(PROBLEM STATEMENT) Could you output each line of the data that follows exactly?

(MATERIAL FOR THE TASK)

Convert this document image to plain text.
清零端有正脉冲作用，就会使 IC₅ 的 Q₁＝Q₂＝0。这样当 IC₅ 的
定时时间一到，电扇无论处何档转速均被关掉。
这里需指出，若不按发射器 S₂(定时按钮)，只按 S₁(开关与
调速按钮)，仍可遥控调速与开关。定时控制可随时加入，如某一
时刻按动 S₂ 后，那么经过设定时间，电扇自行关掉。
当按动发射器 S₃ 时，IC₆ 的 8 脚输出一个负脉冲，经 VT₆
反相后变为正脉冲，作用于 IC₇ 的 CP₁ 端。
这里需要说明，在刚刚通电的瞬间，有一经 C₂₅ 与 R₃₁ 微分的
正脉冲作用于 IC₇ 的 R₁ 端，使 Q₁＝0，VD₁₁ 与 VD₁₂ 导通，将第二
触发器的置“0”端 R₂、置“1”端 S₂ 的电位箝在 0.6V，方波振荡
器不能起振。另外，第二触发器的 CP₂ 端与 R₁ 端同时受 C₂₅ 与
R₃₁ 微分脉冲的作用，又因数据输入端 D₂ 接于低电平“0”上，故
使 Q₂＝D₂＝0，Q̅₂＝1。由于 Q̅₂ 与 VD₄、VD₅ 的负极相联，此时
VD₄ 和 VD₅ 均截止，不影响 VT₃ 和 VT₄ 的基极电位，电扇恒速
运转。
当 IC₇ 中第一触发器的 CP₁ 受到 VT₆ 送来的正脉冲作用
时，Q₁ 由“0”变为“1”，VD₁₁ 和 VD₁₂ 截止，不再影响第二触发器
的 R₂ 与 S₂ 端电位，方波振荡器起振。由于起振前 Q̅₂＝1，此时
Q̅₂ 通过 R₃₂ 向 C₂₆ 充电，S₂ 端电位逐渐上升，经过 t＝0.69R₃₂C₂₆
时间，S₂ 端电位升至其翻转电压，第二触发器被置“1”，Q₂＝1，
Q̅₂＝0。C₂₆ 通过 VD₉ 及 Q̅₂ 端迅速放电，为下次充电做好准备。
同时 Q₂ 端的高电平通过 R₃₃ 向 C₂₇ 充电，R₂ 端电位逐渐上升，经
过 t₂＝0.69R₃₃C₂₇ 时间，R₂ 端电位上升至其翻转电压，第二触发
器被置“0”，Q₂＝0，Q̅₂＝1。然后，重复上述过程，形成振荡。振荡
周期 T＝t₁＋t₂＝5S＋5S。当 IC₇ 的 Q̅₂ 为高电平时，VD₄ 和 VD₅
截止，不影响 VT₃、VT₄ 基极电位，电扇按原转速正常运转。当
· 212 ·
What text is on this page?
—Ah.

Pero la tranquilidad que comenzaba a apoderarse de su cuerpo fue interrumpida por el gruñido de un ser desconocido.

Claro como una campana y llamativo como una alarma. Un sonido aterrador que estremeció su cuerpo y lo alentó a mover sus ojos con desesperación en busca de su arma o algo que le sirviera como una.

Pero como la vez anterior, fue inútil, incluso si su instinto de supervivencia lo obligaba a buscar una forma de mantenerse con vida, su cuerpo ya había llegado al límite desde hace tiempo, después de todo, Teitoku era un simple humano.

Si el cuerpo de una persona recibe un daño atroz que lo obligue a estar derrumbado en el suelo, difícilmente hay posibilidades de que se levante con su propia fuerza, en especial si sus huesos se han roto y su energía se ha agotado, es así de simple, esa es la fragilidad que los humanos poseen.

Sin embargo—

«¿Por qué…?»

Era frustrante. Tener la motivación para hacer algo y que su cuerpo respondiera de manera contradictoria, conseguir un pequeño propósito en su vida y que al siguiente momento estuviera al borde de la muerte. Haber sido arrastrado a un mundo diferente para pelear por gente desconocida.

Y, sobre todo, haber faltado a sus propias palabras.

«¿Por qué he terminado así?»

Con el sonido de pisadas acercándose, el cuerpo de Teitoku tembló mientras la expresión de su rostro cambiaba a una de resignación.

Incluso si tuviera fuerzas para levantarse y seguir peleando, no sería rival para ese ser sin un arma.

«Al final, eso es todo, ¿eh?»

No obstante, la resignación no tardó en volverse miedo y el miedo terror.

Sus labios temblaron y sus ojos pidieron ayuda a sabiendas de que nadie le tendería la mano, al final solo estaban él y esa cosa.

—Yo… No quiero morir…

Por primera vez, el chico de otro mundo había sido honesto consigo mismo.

(EXERCISE RESULT)
Convert this document image to plain text.
清零端有正脉冲作用，就会使 IC₅ 的 Q₁＝Q₂＝0。这样当 IC₅ 的
定时时间一到，电扇无论处何档转速均被关掉。
这里需指出，若不按发射器 S₂(定时按钮)，只按 S₁(开关与
调速按钮)，仍可遥控调速与开关。定时控制可随时加入，如某一
时刻按动 S₂ 后，那么经过设定时间，电扇自行关掉。
当按动发射器 S₃ 时，IC₆ 的 8 脚输出一个负脉冲，经 VT₆
反相后变为正脉冲，作用于 IC₇ 的 CP₁ 端。
这里需要说明，在刚刚通电的瞬间，有一经 C₂₅ 与 R₃₁ 微分的
正脉冲作用于 IC₇ 的 R₁ 端，使 Q₁＝0，VD₁₁ 与 VD₁₂ 导通，将第二
触发器的置“0”端 R₂、置“1”端 S₂ 的电位箝在 0.6V，方波振荡
器不能起振。另外，第二触发器的 CP₂ 端与 R₁ 端同时受 C₂₅ 与
R₃₁ 微分脉冲的作用，又因数据输入端 D₂ 接于低电平“0”上，故
使 Q₂＝D₂＝0，Q̅₂＝1。由于 Q̅₂ 与 VD₄、VD₅ 的负极相联，此时
VD₄ 和 VD₅ 均截止，不影响 VT₃ 和 VT₄ 的基极电位，电扇恒速
运转。
当 IC₇ 中第一触发器的 CP₁ 受到 VT₆ 送来的正脉冲作用
时，Q₁ 由“0”变为“1”，VD₁₁ 和 VD₁₂ 截止，不再影响第二触发器
的 R₂ 与 S₂ 端电位，方波振荡器起振。由于起振前 Q̅₂＝1，此时
Q̅₂ 通过 R₃₂ 向 C₂₆ 充电，S₂ 端电位逐渐上升，经过 t＝0.69R₃₂C₂₆
时间，S₂ 端电位升至其翻转电压，第二触发器被置“1”，Q₂＝1，
Q̅₂＝0。C₂₆ 通过 VD₉ 及 Q̅₂ 端迅速放电，为下次充电做好准备。
同时 Q₂ 端的高电平通过 R₃₃ 向 C₂₇ 充电，R₂ 端电位逐渐上升，经
过 t₂＝0.69R₃₃C₂₇ 时间，R₂ 端电位上升至其翻转电压，第二触发
器被置“0”，Q₂＝0，Q̅₂＝1。然后，重复上述过程，形成振荡。振荡
周期 T＝t₁＋t₂＝5S＋5S。当 IC₇ 的 Q̅₂ 为高电平时，VD₄ 和 VD₅
截止，不影响 VT₃、VT₄ 基极电位，电扇按原转速正常运转。当
· 212 ·
What text is on this page?
—Ah.

Pero la tranquilidad que comenzaba a apoderarse de su cuerpo fue interrumpida por el gruñido de un ser desconocido.

Claro como una campana y llamativo como una alarma. Un sonido aterrador que estremeció su cuerpo y lo alentó a mover sus ojos con desesperación en busca de su arma o algo que le sirviera como una.

Pero como la vez anterior, fue inútil, incluso si su instinto de supervivencia lo obligaba a buscar una forma de mantenerse con vida, su cuerpo ya había llegado al límite desde hace tiempo, después de todo, Teitoku era un simple humano.

Si el cuerpo de una persona recibe un daño atroz que lo obligue a estar derrumbado en el suelo, difícilmente hay posibilidades de que se levante con su propia fuerza, en especial si sus huesos se han roto y su energía se ha agotado, es así de simple, esa es la fragilidad que los humanos poseen.

Sin embargo—

«¿Por qué…?»

Era frustrante. Tener la motivación para hacer algo y que su cuerpo respondiera de manera contradictoria, conseguir un pequeño propósito en su vida y que al siguiente momento estuviera al borde de la muerte. Haber sido arrastrado a un mundo diferente para pelear por gente desconocida.

Y, sobre todo, haber faltado a sus propias palabras.

«¿Por qué he terminado así?»

Con el sonido de pisadas acercándose, el cuerpo de Teitoku tembló mientras la expresión de su rostro cambiaba a una de resignación.

Incluso si tuviera fuerzas para levantarse y seguir peleando, no sería rival para ese ser sin un arma.

«Al final, eso es todo, ¿eh?»

No obstante, la resignación no tardó en volverse miedo y el miedo terror.

Sus labios temblaron y sus ojos pidieron ayuda a sabiendas de que nadie le tendería la mano, al final solo estaban él y esa cosa.

—Yo… No quiero morir…

Por primera vez, el chico de otro mundo había sido honesto consigo mismo.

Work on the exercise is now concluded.